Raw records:
■ ■ ■ ■ ■
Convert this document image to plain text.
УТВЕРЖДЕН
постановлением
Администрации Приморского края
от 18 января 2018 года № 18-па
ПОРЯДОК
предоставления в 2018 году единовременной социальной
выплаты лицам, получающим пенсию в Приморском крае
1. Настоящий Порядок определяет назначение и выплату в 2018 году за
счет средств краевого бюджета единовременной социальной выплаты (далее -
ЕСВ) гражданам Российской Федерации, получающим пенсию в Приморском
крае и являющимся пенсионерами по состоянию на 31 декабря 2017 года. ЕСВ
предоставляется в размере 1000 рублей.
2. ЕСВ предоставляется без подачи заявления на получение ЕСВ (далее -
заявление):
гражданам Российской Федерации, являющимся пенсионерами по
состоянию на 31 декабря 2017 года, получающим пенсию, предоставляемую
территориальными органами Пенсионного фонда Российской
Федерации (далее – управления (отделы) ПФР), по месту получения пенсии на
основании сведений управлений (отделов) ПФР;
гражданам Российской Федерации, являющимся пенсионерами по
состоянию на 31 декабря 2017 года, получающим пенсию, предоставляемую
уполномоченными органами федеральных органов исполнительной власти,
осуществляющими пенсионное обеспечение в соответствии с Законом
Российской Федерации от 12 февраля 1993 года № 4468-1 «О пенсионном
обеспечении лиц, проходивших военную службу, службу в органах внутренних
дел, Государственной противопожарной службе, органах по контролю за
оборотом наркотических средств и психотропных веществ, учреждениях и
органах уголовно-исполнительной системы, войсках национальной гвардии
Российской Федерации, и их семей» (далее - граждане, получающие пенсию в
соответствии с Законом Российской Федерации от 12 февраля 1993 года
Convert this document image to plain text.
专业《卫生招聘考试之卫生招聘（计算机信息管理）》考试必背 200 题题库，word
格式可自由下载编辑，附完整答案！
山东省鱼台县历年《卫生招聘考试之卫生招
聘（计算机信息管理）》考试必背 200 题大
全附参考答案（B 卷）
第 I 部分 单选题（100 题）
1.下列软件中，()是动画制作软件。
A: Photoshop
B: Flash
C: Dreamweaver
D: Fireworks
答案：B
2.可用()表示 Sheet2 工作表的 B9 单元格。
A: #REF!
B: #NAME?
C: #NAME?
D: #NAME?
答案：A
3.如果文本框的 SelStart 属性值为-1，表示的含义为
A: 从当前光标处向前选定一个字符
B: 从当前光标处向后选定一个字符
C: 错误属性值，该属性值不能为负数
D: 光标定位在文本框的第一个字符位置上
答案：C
■ ■ ■ ■ ■
THE EXERCISE ▸
Repeat the listing exactly, from its first line to its last.

FINISHED EXERCISE ▸
Convert this document image to plain text.
УТВЕРЖДЕН
постановлением
Администрации Приморского края
от 18 января 2018 года № 18-па
ПОРЯДОК
предоставления в 2018 году единовременной социальной
выплаты лицам, получающим пенсию в Приморском крае
1. Настоящий Порядок определяет назначение и выплату в 2018 году за
счет средств краевого бюджета единовременной социальной выплаты (далее -
ЕСВ) гражданам Российской Федерации, получающим пенсию в Приморском
крае и являющимся пенсионерами по состоянию на 31 декабря 2017 года. ЕСВ
предоставляется в размере 1000 рублей.
2. ЕСВ предоставляется без подачи заявления на получение ЕСВ (далее -
заявление):
гражданам Российской Федерации, являющимся пенсионерами по
состоянию на 31 декабря 2017 года, получающим пенсию, предоставляемую
территориальными органами Пенсионного фонда Российской
Федерации (далее – управления (отделы) ПФР), по месту получения пенсии на
основании сведений управлений (отделов) ПФР;
гражданам Российской Федерации, являющимся пенсионерами по
состоянию на 31 декабря 2017 года, получающим пенсию, предоставляемую
уполномоченными органами федеральных органов исполнительной власти,
осуществляющими пенсионное обеспечение в соответствии с Законом
Российской Федерации от 12 февраля 1993 года № 4468-1 «О пенсионном
обеспечении лиц, проходивших военную службу, службу в органах внутренних
дел, Государственной противопожарной службе, органах по контролю за
оборотом наркотических средств и психотропных веществ, учреждениях и
органах уголовно-исполнительной системы, войсках национальной гвардии
Российской Федерации, и их семей» (далее - граждане, получающие пенсию в
соответствии с Законом Российской Федерации от 12 февраля 1993 года
Convert this document image to plain text.
专业《卫生招聘考试之卫生招聘（计算机信息管理）》考试必背 200 题题库，word
格式可自由下载编辑，附完整答案！
山东省鱼台县历年《卫生招聘考试之卫生招
聘（计算机信息管理）》考试必背 200 题大
全附参考答案（B 卷）
第 I 部分 单选题（100 题）
1.下列软件中，()是动画制作软件。
A: Photoshop
B: Flash
C: Dreamweaver
D: Fireworks
答案：B
2.可用()表示 Sheet2 工作表的 B9 单元格。
A: #REF!
B: #NAME?
C: #NAME?
D: #NAME?
答案：A
3.如果文本框的 SelStart 属性值为-1，表示的含义为
A: 从当前光标处向前选定一个字符
B: 从当前光标处向后选定一个字符
C: 错误属性值，该属性值不能为负数
D: 光标定位在文本框的第一个字符位置上
答案：C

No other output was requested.